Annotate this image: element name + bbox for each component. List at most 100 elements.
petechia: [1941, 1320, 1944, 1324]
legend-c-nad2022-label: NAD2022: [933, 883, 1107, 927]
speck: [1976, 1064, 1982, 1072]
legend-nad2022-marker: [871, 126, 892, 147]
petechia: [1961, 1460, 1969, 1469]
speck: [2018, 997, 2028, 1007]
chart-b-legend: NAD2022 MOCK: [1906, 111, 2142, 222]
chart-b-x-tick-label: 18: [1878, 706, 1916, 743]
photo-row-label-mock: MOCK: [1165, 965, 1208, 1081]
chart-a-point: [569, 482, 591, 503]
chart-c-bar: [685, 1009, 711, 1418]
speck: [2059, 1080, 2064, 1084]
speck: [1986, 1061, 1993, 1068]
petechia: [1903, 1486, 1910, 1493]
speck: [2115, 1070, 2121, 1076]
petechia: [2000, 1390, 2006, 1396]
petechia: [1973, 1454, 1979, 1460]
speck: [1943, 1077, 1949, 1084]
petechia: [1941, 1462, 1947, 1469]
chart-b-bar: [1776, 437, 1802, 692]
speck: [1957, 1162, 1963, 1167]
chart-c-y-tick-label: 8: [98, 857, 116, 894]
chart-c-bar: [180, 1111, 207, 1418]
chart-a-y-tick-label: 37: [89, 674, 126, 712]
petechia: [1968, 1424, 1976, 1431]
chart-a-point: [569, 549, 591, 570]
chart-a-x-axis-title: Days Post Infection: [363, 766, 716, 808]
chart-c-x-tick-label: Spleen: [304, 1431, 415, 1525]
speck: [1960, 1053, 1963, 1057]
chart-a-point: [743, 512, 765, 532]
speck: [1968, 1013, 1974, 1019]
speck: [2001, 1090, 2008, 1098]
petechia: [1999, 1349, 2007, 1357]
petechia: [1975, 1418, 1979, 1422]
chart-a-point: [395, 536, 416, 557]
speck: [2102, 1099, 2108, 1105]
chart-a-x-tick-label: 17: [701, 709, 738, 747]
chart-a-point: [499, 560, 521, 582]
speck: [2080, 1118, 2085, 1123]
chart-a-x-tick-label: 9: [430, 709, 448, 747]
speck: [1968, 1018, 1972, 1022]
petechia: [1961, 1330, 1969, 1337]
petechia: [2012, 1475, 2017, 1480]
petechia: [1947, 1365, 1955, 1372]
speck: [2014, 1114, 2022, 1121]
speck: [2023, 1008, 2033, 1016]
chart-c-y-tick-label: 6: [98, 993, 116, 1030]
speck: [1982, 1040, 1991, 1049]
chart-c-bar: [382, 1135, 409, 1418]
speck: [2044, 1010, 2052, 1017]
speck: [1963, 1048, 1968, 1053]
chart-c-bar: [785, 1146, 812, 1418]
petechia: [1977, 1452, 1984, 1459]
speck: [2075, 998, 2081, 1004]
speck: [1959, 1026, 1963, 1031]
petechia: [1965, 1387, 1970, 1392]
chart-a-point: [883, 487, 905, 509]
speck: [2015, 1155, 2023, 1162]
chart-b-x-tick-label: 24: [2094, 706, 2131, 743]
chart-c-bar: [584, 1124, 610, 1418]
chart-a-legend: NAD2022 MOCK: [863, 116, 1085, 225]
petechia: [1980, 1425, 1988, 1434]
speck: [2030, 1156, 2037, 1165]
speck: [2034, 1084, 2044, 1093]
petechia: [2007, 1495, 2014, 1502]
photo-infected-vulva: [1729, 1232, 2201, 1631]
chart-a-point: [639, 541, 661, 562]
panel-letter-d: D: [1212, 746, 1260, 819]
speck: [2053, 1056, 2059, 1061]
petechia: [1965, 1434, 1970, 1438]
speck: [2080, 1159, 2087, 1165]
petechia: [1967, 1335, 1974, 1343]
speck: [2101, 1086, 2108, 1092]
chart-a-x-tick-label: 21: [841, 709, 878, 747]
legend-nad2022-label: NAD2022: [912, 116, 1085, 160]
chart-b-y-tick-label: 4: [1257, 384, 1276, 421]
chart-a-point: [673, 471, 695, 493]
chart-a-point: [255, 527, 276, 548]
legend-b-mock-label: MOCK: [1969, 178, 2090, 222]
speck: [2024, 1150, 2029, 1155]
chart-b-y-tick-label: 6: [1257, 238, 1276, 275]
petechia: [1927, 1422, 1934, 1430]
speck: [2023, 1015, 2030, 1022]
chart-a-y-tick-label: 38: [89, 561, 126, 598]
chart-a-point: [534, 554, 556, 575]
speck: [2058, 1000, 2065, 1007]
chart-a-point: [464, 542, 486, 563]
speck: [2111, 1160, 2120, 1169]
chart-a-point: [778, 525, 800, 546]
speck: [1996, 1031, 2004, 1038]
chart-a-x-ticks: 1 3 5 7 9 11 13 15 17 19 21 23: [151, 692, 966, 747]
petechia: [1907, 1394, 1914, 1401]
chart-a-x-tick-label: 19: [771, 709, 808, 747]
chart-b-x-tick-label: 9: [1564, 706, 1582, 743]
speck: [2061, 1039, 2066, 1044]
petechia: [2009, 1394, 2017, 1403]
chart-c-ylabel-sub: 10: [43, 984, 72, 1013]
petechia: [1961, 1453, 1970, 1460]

Task brief: Can you retype the listing above from its first line up to and including the line with "chart-c-bar: [584, 1124, 610, 1418]", keeping every line identical?

Completed task:
Annotate this image: element name + bbox for each component. List at most 100 elements.
petechia: [1941, 1320, 1944, 1324]
legend-c-nad2022-label: NAD2022: [933, 883, 1107, 927]
speck: [1976, 1064, 1982, 1072]
legend-nad2022-marker: [871, 126, 892, 147]
petechia: [1961, 1460, 1969, 1469]
speck: [2018, 997, 2028, 1007]
chart-b-legend: NAD2022 MOCK: [1906, 111, 2142, 222]
chart-b-x-tick-label: 18: [1878, 706, 1916, 743]
photo-row-label-mock: MOCK: [1165, 965, 1208, 1081]
chart-a-point: [569, 482, 591, 503]
chart-c-bar: [685, 1009, 711, 1418]
speck: [2059, 1080, 2064, 1084]
speck: [1986, 1061, 1993, 1068]
petechia: [1903, 1486, 1910, 1493]
speck: [2115, 1070, 2121, 1076]
petechia: [2000, 1390, 2006, 1396]
petechia: [1973, 1454, 1979, 1460]
speck: [1943, 1077, 1949, 1084]
petechia: [1941, 1462, 1947, 1469]
chart-b-bar: [1776, 437, 1802, 692]
speck: [1957, 1162, 1963, 1167]
chart-c-y-tick-label: 8: [98, 857, 116, 894]
chart-c-bar: [180, 1111, 207, 1418]
chart-a-y-tick-label: 37: [89, 674, 126, 712]
petechia: [1968, 1424, 1976, 1431]
chart-a-point: [569, 549, 591, 570]
chart-a-x-axis-title: Days Post Infection: [363, 766, 716, 808]
chart-c-x-tick-label: Spleen: [304, 1431, 415, 1525]
speck: [1960, 1053, 1963, 1057]
chart-a-point: [743, 512, 765, 532]
speck: [1968, 1013, 1974, 1019]
speck: [2001, 1090, 2008, 1098]
petechia: [1999, 1349, 2007, 1357]
petechia: [1975, 1418, 1979, 1422]
chart-a-point: [395, 536, 416, 557]
speck: [2102, 1099, 2108, 1105]
chart-a-x-tick-label: 17: [701, 709, 738, 747]
chart-a-point: [499, 560, 521, 582]
speck: [2080, 1118, 2085, 1123]
chart-a-x-tick-label: 9: [430, 709, 448, 747]
speck: [1968, 1018, 1972, 1022]
petechia: [1961, 1330, 1969, 1337]
petechia: [2012, 1475, 2017, 1480]
petechia: [1947, 1365, 1955, 1372]
speck: [2014, 1114, 2022, 1121]
speck: [2023, 1008, 2033, 1016]
chart-c-y-tick-label: 6: [98, 993, 116, 1030]
speck: [1982, 1040, 1991, 1049]
chart-c-bar: [382, 1135, 409, 1418]
speck: [2044, 1010, 2052, 1017]
speck: [1963, 1048, 1968, 1053]
chart-c-bar: [785, 1146, 812, 1418]
petechia: [1977, 1452, 1984, 1459]
speck: [2075, 998, 2081, 1004]
speck: [1959, 1026, 1963, 1031]
petechia: [1965, 1387, 1970, 1392]
chart-a-point: [883, 487, 905, 509]
speck: [2015, 1155, 2023, 1162]
chart-b-x-tick-label: 24: [2094, 706, 2131, 743]
chart-c-bar: [584, 1124, 610, 1418]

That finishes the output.